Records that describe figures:
_ _ _ _

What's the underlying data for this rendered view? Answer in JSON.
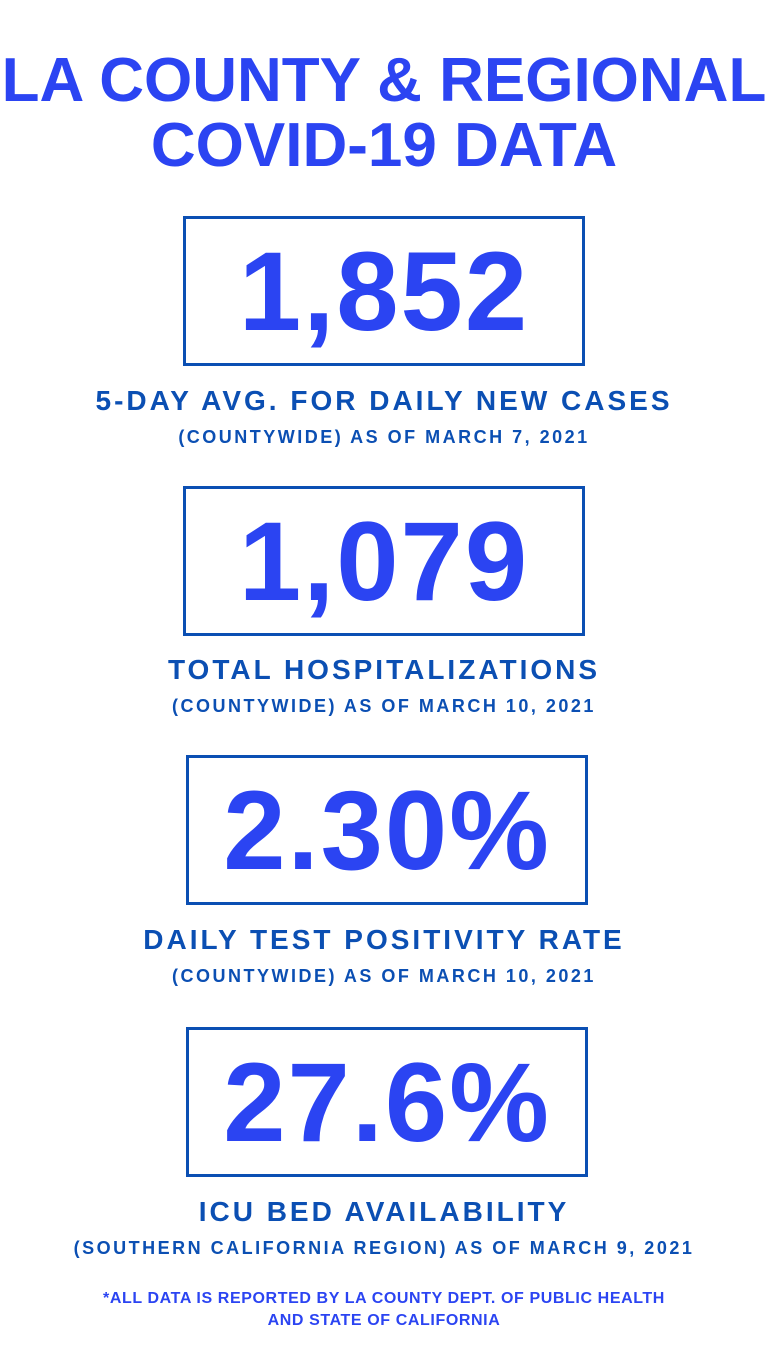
{
  "header": {
    "title_line1": "LA COUNTY & REGIONAL",
    "title_line2": "COVID-19 DATA"
  },
  "stats": [
    {
      "value": "1,852",
      "label": "5-DAY AVG. FOR DAILY NEW CASES",
      "sub": "(COUNTYWIDE) AS OF MARCH 7, 2021"
    },
    {
      "value": "1,079",
      "label": "TOTAL HOSPITALIZATIONS",
      "sub": "(COUNTYWIDE) AS OF MARCH 10, 2021"
    },
    {
      "value": "2.30%",
      "label": "DAILY TEST POSITIVITY RATE",
      "sub": "(COUNTYWIDE) AS OF MARCH 10, 2021"
    },
    {
      "value": "27.6%",
      "label": "ICU BED AVAILABILITY",
      "sub": "(SOUTHERN CALIFORNIA REGION) AS OF MARCH 9, 2021"
    }
  ],
  "footnote": {
    "line1": "*ALL DATA IS REPORTED BY LA COUNTY DEPT. OF PUBLIC HEALTH",
    "line2": "AND STATE OF CALIFORNIA"
  },
  "colors": {
    "accent": "#2b44f2",
    "dark_blue": "#0b4fb3",
    "background": "#ffffff"
  }
}
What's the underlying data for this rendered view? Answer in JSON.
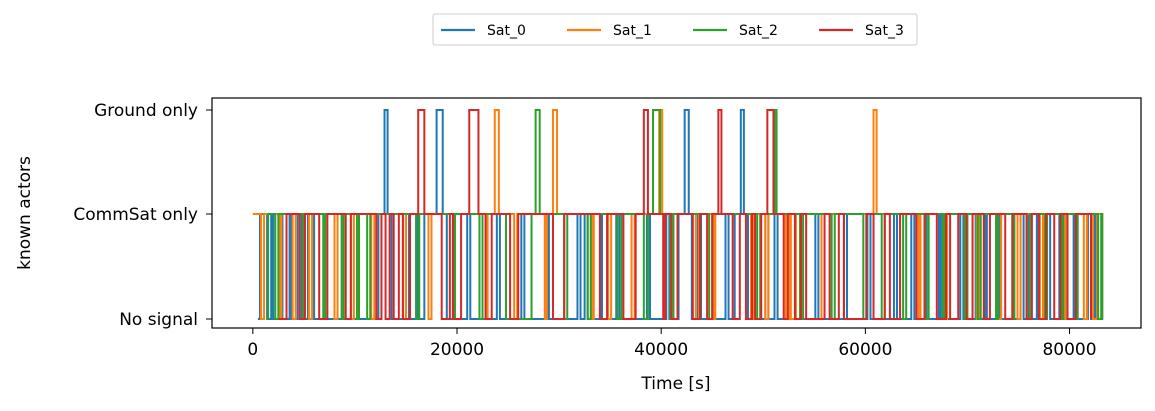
{
  "chart_data": {
    "type": "line",
    "step": true,
    "xlabel": "Time [s]",
    "ylabel": "known actors",
    "xlim": [
      -4000,
      87000
    ],
    "x_ticks": [
      0,
      20000,
      40000,
      60000,
      80000
    ],
    "x_tick_labels": [
      "0",
      "20000",
      "40000",
      "60000",
      "80000"
    ],
    "y_levels": [
      0,
      1,
      2
    ],
    "y_tick_labels": [
      "No signal",
      "CommSat only",
      "Ground only"
    ],
    "legend": {
      "placement": "top-center",
      "columns": 4
    },
    "series": [
      {
        "name": "Sat_0",
        "color": "#1f77b4",
        "levels": [
          0,
          1,
          0,
          1,
          0,
          1,
          0,
          1,
          0,
          1,
          0,
          1,
          0,
          1,
          2,
          1,
          0,
          1,
          0,
          1,
          0,
          1,
          2,
          1,
          0,
          1,
          0,
          1,
          0,
          1,
          0,
          1,
          0,
          1,
          0,
          1,
          0,
          1,
          0,
          1,
          0,
          1,
          0,
          1,
          0,
          1,
          2,
          1,
          0,
          1,
          0,
          1,
          0,
          1,
          2,
          1,
          0,
          1,
          0,
          1,
          0,
          1,
          0,
          1,
          0,
          1,
          0,
          1,
          0,
          1,
          0,
          1,
          0,
          1,
          0,
          1,
          0,
          1,
          0,
          1,
          0,
          1,
          0,
          1,
          0,
          1,
          0,
          1,
          0,
          1,
          0,
          1,
          0,
          1,
          0,
          1,
          0,
          1,
          0,
          1,
          0,
          1
        ],
        "changes": [
          500,
          700,
          1400,
          1800,
          2000,
          2600,
          2900,
          3600,
          3800,
          4400,
          4800,
          5400,
          6000,
          12300,
          12900,
          13200,
          13600,
          15000,
          15300,
          16000,
          16200,
          16800,
          18000,
          18600,
          19000,
          21000,
          21300,
          23900,
          24200,
          26300,
          26600,
          28800,
          29000,
          31800,
          32100,
          32500,
          32800,
          34000,
          34200,
          35600,
          35900,
          38600,
          38900,
          40500,
          40800,
          41700,
          42300,
          42700,
          43000,
          43600,
          43900,
          46300,
          46600,
          47200,
          47800,
          48100,
          48500,
          50200,
          50500,
          51100,
          51400,
          55100,
          55400,
          57900,
          58200,
          60200,
          60500,
          62800,
          63100,
          64500,
          64800,
          65800,
          66000,
          67200,
          67400,
          69300,
          69600,
          70800,
          71100,
          71700,
          71900,
          73000,
          73200,
          75200,
          75500,
          76000,
          76300,
          76800,
          77000,
          77700,
          78100,
          79000,
          79300,
          80400,
          80700,
          81800,
          82100,
          82400,
          82600,
          83200
        ]
      },
      {
        "name": "Sat_1",
        "color": "#ff7f0e",
        "levels": [
          1,
          0,
          1,
          0,
          1,
          0,
          1,
          0,
          1,
          0,
          1,
          0,
          1,
          0,
          1,
          0,
          1,
          0,
          1,
          0,
          1,
          2,
          1,
          0,
          1,
          0,
          1,
          2,
          1,
          0,
          1,
          0,
          1,
          0,
          1,
          2,
          1,
          0,
          1,
          0,
          1,
          0,
          1,
          0,
          1,
          0,
          1,
          0,
          1,
          0,
          1,
          2,
          1,
          0,
          1,
          0,
          1,
          0,
          1,
          0,
          1,
          0,
          1,
          0,
          1,
          0,
          1,
          0,
          1,
          0,
          1,
          0,
          1,
          0,
          1,
          0,
          1,
          0,
          1,
          0,
          1,
          0,
          1,
          0,
          1,
          0,
          1,
          0,
          1,
          0,
          1,
          0,
          1,
          0
        ],
        "changes": [
          0,
          800,
          1100,
          2600,
          2800,
          3900,
          4200,
          5500,
          5800,
          8000,
          8300,
          9600,
          9900,
          11600,
          11900,
          14700,
          15000,
          17200,
          17500,
          22800,
          23000,
          23700,
          24100,
          25600,
          25900,
          28600,
          28800,
          29400,
          29800,
          33200,
          33400,
          34800,
          35100,
          37100,
          37400,
          39800,
          40100,
          43400,
          43700,
          45100,
          45300,
          48800,
          49100,
          50200,
          50500,
          52200,
          52500,
          52700,
          53200,
          55700,
          56000,
          60800,
          61100,
          65200,
          65400,
          67700,
          68000,
          70900,
          71200,
          73000,
          73300,
          74900,
          75200,
          77100,
          77400,
          79300,
          79600,
          81400,
          81700,
          82300,
          82700,
          83200
        ]
      },
      {
        "name": "Sat_2",
        "color": "#2ca02c",
        "levels": [
          0,
          1,
          0,
          1,
          0,
          1,
          0,
          1,
          0,
          1,
          0,
          1,
          0,
          1,
          0,
          1,
          0,
          1,
          0,
          1,
          0,
          1,
          2,
          1,
          0,
          1,
          0,
          1,
          0,
          1,
          0,
          1,
          2,
          1,
          0,
          1,
          0,
          1,
          0,
          1,
          2,
          1,
          0,
          1,
          0,
          1,
          0,
          1,
          0,
          1,
          0,
          1,
          0,
          1,
          0,
          1,
          0,
          1,
          0,
          1,
          0,
          1,
          0,
          1,
          0,
          1,
          0,
          1,
          0,
          1,
          0,
          1,
          0,
          1,
          0,
          1,
          0,
          1,
          0,
          1,
          0,
          1,
          0,
          1,
          0,
          1,
          0,
          1,
          0,
          1,
          0,
          1,
          0,
          1,
          0,
          1,
          0,
          1
        ],
        "changes": [
          1300,
          1500,
          2200,
          2500,
          4900,
          5100,
          6900,
          7100,
          8700,
          8900,
          10200,
          10400,
          11200,
          11500,
          16000,
          16300,
          19600,
          19800,
          22200,
          22500,
          24800,
          27300,
          27700,
          28100,
          30500,
          30800,
          32800,
          33100,
          35700,
          36100,
          38300,
          38700,
          39200,
          39900,
          40900,
          41200,
          44700,
          45000,
          49400,
          49700,
          51100,
          51300,
          53600,
          53900,
          56700,
          57000,
          59800,
          60100,
          61600,
          61900,
          63700,
          64000,
          65900,
          66200,
          67600,
          67800,
          69700,
          70000,
          71000,
          71300,
          72800,
          73000,
          74400,
          74600,
          75800,
          76100,
          77600,
          77800,
          79200,
          79400,
          80600,
          80800,
          82800,
          83100,
          83200
        ]
      },
      {
        "name": "Sat_3",
        "color": "#d62728",
        "levels": [
          0,
          1,
          0,
          1,
          0,
          1,
          0,
          1,
          0,
          1,
          0,
          1,
          0,
          1,
          0,
          1,
          2,
          1,
          0,
          1,
          0,
          1,
          2,
          1,
          0,
          1,
          0,
          1,
          0,
          1,
          0,
          1,
          0,
          1,
          2,
          1,
          0,
          1,
          0,
          1,
          0,
          1,
          0,
          1,
          2,
          1,
          0,
          1,
          0,
          1,
          0,
          1,
          2,
          1,
          0,
          1,
          0,
          1,
          0,
          1,
          0,
          1,
          0,
          1,
          0,
          1,
          0,
          1,
          0,
          1,
          0,
          1,
          0,
          1,
          0,
          1,
          0,
          1,
          0,
          1,
          0,
          1,
          0,
          1,
          0,
          1,
          0,
          1,
          0,
          1,
          0,
          1,
          0
        ],
        "changes": [
          2500,
          3300,
          4600,
          5100,
          6500,
          7300,
          9100,
          9600,
          12100,
          12600,
          13000,
          13400,
          13800,
          14300,
          14700,
          15400,
          16200,
          16800,
          18500,
          19300,
          19600,
          20400,
          21200,
          22100,
          22800,
          23400,
          25200,
          26000,
          29400,
          30500,
          34000,
          34700,
          36300,
          37500,
          38300,
          38700,
          40200,
          40400,
          41000,
          41600,
          43100,
          43800,
          44500,
          45000,
          45600,
          45900,
          47000,
          47700,
          48300,
          48900,
          49200,
          49800,
          50400,
          51000,
          52000,
          52400,
          53100,
          53700,
          54200,
          56000,
          56500,
          57400,
          57900,
          60100,
          60800,
          61900,
          62400,
          63400,
          65000,
          65800,
          67000,
          67900,
          68300,
          69100,
          69900,
          70500,
          71600,
          72200,
          73700,
          74400,
          75800,
          76300,
          77000,
          77700,
          78500,
          79100,
          79800,
          80600,
          82100
        ]
      }
    ]
  }
}
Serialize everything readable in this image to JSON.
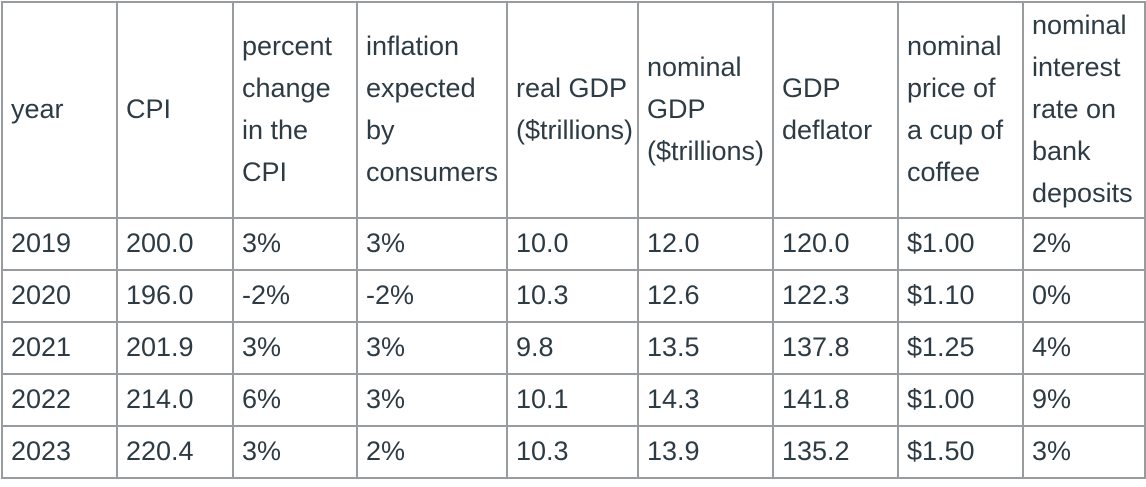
{
  "chart_data": {
    "type": "table",
    "title": "",
    "columns": [
      "year",
      "CPI",
      "percent change in the CPI",
      "inflation expected by consumers",
      "real GDP ($trillions)",
      "nominal GDP ($trillions)",
      "GDP deflator",
      "nominal price of a cup of coffee",
      "nominal interest rate on bank deposits"
    ],
    "rows": [
      [
        "2019",
        "200.0",
        "3%",
        "3%",
        "10.0",
        "12.0",
        "120.0",
        "$1.00",
        "2%"
      ],
      [
        "2020",
        "196.0",
        "-2%",
        "-2%",
        "10.3",
        "12.6",
        "122.3",
        "$1.10",
        "0%"
      ],
      [
        "2021",
        "201.9",
        "3%",
        "3%",
        "9.8",
        "13.5",
        "137.8",
        "$1.25",
        "4%"
      ],
      [
        "2022",
        "214.0",
        "6%",
        "3%",
        "10.1",
        "14.3",
        "141.8",
        "$1.00",
        "9%"
      ],
      [
        "2023",
        "220.4",
        "3%",
        "2%",
        "10.3",
        "13.9",
        "135.2",
        "$1.50",
        "3%"
      ]
    ],
    "layout": {
      "grid": "all-borders",
      "header_position": "top",
      "cell_alignment": "left"
    }
  },
  "colors": {
    "text": "#2d3b45",
    "border": "#989c9f",
    "background": "#ffffff"
  }
}
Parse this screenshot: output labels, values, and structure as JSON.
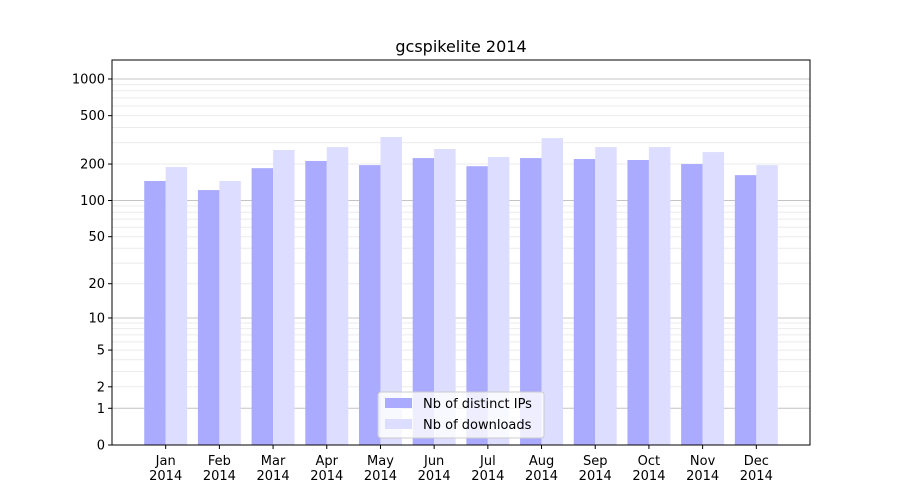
{
  "chart_data": {
    "type": "bar",
    "title": "gcspikelite 2014",
    "xlabel": "",
    "ylabel": "",
    "y_scale": "log(1+y)",
    "ylim": [
      0,
      1300
    ],
    "yticks": [
      0,
      1,
      2,
      5,
      10,
      20,
      50,
      100,
      200,
      500,
      1000
    ],
    "grid": "horizontal major and minor",
    "legend_placement": "lower center",
    "categories": [
      "Jan\n2014",
      "Feb\n2014",
      "Mar\n2014",
      "Apr\n2014",
      "May\n2014",
      "Jun\n2014",
      "Jul\n2014",
      "Aug\n2014",
      "Sep\n2014",
      "Oct\n2014",
      "Nov\n2014",
      "Dec\n2014"
    ],
    "series": [
      {
        "name": "Nb of distinct IPs",
        "color": "#aaaaff",
        "values": [
          145,
          122,
          185,
          212,
          196,
          224,
          192,
          224,
          220,
          216,
          200,
          162
        ]
      },
      {
        "name": "Nb of downloads",
        "color": "#ddddff",
        "values": [
          189,
          145,
          261,
          276,
          334,
          266,
          229,
          327,
          276,
          276,
          251,
          196
        ]
      }
    ]
  }
}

_ _ _ _

(Set problem): Using the listing above, show each line holding the string "DAILY".

(Written answer):
      "label": "5-DAY AVG. FOR DAILY NEW CASES",
      "label": "DAILY TEST POSITIVITY RATE",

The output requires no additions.